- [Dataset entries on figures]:
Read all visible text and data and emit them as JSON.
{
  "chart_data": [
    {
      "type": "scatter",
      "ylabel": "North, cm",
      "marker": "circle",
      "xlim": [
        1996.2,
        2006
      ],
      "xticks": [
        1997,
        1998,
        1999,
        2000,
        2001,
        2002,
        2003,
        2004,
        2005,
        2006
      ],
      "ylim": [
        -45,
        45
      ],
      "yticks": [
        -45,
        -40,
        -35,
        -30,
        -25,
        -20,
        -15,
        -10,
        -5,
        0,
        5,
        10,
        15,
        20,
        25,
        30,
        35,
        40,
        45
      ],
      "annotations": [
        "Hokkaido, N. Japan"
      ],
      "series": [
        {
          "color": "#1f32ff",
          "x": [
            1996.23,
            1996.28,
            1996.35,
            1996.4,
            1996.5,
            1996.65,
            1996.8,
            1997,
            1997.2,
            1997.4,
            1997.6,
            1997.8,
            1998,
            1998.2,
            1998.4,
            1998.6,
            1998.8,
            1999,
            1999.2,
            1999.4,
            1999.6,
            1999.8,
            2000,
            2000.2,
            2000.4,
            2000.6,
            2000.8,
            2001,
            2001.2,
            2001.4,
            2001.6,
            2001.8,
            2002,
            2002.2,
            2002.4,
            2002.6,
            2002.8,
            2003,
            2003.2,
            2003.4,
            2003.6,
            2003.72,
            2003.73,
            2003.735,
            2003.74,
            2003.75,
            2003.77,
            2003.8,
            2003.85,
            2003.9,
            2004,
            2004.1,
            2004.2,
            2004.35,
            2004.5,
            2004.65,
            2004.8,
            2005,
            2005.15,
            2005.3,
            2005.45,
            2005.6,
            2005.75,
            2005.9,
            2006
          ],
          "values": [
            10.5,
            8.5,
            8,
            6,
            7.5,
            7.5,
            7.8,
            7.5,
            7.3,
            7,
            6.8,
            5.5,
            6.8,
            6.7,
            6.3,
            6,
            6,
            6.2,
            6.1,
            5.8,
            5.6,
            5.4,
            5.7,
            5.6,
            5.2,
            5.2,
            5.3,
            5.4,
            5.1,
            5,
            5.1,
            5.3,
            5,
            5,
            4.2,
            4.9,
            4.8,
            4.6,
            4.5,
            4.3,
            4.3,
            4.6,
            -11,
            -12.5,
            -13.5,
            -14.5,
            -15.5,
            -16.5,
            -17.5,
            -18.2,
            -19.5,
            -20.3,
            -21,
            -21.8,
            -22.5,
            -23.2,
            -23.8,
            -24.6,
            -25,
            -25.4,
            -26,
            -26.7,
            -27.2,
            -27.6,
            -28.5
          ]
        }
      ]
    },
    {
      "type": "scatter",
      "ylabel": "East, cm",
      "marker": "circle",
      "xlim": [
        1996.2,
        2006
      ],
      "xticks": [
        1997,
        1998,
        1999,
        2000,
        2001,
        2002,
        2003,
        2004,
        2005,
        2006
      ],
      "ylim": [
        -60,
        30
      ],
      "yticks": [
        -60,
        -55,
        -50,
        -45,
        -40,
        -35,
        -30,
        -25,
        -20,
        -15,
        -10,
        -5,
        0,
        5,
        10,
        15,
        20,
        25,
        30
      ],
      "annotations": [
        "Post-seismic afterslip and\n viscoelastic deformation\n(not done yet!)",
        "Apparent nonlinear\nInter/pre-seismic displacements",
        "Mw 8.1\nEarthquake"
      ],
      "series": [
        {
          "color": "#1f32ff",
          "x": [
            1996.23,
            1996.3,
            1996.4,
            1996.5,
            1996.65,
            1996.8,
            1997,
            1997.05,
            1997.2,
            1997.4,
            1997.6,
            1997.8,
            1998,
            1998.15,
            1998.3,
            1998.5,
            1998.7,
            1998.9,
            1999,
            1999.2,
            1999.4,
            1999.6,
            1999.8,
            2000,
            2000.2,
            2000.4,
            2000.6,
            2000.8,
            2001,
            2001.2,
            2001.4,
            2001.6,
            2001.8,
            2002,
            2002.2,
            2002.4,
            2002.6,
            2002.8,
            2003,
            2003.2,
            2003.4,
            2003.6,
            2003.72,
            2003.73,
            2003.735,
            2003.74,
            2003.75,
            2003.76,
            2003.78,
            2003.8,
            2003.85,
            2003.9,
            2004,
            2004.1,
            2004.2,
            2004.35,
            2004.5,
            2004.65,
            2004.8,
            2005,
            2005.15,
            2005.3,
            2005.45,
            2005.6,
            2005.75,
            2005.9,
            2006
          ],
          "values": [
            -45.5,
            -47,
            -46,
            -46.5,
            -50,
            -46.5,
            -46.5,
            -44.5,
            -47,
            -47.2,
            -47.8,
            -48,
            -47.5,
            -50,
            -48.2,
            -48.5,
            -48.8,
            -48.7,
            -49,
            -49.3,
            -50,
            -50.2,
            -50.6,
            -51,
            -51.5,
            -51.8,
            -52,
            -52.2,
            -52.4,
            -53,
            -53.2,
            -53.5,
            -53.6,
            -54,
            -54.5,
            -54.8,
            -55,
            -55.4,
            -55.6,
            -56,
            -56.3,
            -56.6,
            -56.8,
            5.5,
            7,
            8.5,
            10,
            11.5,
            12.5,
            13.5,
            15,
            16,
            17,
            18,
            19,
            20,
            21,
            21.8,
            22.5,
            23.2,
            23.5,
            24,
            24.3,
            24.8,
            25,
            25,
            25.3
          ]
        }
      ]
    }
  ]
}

- [TO DO]:
Look through the records and gather every line containing "seismic".

- [RESPONSE BELOW]:
        "Post-seismic afterslip and\n viscoelastic deformation\n(not done yet!)",
        "Apparent nonlinear\nInter/pre-seismic displacements",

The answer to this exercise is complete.